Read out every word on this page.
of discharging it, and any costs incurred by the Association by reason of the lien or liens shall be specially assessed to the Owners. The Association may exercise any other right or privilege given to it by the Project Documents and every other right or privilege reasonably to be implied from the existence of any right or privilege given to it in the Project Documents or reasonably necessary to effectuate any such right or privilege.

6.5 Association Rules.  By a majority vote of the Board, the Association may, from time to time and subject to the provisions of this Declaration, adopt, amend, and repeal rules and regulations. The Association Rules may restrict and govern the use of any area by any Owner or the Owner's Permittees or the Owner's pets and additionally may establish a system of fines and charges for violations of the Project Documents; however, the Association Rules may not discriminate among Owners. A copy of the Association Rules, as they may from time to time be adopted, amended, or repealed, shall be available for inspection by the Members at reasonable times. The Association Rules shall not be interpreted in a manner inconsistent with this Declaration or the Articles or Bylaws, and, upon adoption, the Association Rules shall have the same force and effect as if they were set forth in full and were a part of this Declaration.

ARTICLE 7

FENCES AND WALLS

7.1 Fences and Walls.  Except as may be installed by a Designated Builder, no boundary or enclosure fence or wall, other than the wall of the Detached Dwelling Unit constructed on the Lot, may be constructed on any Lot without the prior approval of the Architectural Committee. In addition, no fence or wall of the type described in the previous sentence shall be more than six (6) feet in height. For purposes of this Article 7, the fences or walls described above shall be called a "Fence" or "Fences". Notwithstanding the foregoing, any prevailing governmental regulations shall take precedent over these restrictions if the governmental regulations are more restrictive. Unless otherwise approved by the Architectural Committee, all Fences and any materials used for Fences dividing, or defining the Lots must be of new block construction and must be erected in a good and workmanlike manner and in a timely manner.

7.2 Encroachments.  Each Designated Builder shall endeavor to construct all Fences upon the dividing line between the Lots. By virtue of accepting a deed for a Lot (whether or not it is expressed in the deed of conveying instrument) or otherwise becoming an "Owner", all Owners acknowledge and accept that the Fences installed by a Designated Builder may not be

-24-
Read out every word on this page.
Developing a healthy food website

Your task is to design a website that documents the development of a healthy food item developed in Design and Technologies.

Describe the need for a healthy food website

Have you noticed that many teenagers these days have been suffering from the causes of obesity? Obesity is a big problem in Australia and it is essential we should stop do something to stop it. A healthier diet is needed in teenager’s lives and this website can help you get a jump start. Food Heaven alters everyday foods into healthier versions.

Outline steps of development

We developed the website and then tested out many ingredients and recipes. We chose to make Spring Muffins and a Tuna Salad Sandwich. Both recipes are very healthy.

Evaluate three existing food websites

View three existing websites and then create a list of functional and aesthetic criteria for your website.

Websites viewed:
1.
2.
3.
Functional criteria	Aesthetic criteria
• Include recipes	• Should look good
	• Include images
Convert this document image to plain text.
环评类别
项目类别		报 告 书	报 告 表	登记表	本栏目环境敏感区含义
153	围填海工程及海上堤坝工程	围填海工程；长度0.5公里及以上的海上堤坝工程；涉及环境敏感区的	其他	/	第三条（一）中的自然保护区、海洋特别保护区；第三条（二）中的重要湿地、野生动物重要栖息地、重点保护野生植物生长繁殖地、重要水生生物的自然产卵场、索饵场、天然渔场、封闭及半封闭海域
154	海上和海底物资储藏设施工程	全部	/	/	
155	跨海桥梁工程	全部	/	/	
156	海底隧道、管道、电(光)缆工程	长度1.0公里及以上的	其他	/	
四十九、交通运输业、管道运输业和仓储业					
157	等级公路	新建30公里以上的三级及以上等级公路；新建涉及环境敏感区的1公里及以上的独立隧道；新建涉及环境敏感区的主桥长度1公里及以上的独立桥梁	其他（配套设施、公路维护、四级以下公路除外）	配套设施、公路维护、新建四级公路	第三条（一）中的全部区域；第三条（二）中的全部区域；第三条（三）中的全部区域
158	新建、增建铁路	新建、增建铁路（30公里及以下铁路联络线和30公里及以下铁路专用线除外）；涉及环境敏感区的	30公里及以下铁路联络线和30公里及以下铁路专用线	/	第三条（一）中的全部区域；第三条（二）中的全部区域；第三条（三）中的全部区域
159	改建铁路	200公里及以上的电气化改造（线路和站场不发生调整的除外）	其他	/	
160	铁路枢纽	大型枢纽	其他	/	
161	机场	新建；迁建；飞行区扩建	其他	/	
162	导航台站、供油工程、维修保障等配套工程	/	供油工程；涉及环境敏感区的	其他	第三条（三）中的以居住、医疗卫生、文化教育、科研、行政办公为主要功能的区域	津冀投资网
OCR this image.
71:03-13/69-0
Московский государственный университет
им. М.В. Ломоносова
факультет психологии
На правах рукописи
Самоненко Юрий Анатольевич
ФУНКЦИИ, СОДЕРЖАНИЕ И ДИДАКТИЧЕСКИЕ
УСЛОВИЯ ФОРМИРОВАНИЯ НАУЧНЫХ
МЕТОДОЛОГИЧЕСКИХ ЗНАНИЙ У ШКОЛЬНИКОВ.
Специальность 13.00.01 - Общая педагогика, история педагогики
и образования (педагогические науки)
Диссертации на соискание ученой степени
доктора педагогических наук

= Short task =
Read the lines above. Gather those in which the string "development" is found.

= The reply =
Your task is to design a website that documents the development of a healthy food item developed in Design and Technologies.
Outline steps of development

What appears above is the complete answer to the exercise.